--- What the exercise asks ---
Only the pictures are omitted; repeat all other data exactly.

--- Material for the task ---
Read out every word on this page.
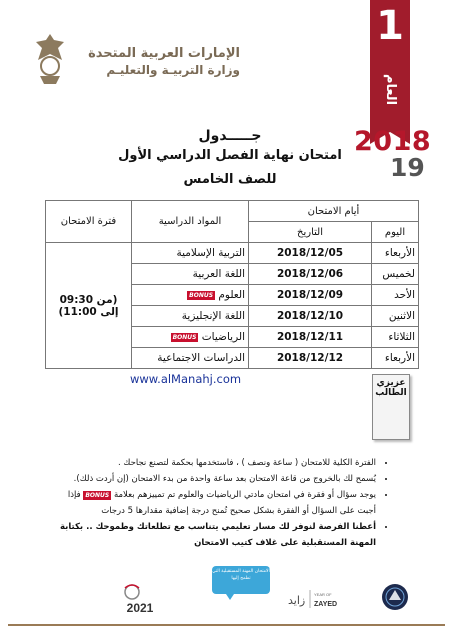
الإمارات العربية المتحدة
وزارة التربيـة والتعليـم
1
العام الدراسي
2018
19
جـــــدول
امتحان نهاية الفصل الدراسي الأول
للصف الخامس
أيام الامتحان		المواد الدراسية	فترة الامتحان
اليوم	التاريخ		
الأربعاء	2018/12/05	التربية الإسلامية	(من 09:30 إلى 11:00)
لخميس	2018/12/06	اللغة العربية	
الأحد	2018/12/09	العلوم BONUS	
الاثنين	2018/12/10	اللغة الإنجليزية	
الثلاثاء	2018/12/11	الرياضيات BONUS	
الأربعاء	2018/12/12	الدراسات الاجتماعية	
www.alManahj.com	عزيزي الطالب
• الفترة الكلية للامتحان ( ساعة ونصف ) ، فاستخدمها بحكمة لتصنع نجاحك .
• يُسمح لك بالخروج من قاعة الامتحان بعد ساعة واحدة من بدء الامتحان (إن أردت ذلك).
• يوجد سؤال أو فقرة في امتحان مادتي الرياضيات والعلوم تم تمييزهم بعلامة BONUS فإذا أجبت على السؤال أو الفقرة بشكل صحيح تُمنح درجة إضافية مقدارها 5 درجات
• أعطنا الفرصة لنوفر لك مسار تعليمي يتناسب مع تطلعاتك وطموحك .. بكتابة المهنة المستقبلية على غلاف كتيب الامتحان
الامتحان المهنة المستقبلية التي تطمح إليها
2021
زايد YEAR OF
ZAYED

--- Output of the task ---
Read out every word on this page.
الإمارات العربية المتحدة
وزارة التربيـة والتعليـم
1
العام الدراسي
2018
19
جـــــدول
امتحان نهاية الفصل الدراسي الأول
للصف الخامس
أيام الامتحان		المواد الدراسية	فترة الامتحان
اليوم	التاريخ		
الأربعاء	2018/12/05	التربية الإسلامية	(من 09:30 إلى 11:00)
لخميس	2018/12/06	اللغة العربية	
الأحد	2018/12/09	العلوم BONUS	
الاثنين	2018/12/10	اللغة الإنجليزية	
الثلاثاء	2018/12/11	الرياضيات BONUS	
الأربعاء	2018/12/12	الدراسات الاجتماعية	
www.alManahj.com	عزيزي الطالب
• الفترة الكلية للامتحان ( ساعة ونصف ) ، فاستخدمها بحكمة لتصنع نجاحك .
• يُسمح لك بالخروج من قاعة الامتحان بعد ساعة واحدة من بدء الامتحان (إن أردت ذلك).
• يوجد سؤال أو فقرة في امتحان مادتي الرياضيات والعلوم تم تمييزهم بعلامة BONUS فإذا أجبت على السؤال أو الفقرة بشكل صحيح تُمنح درجة إضافية مقدارها 5 درجات
• أعطنا الفرصة لنوفر لك مسار تعليمي يتناسب مع تطلعاتك وطموحك .. بكتابة المهنة المستقبلية على غلاف كتيب الامتحان
الامتحان المهنة المستقبلية التي تطمح إليها
2021
زايد YEAR OF
ZAYED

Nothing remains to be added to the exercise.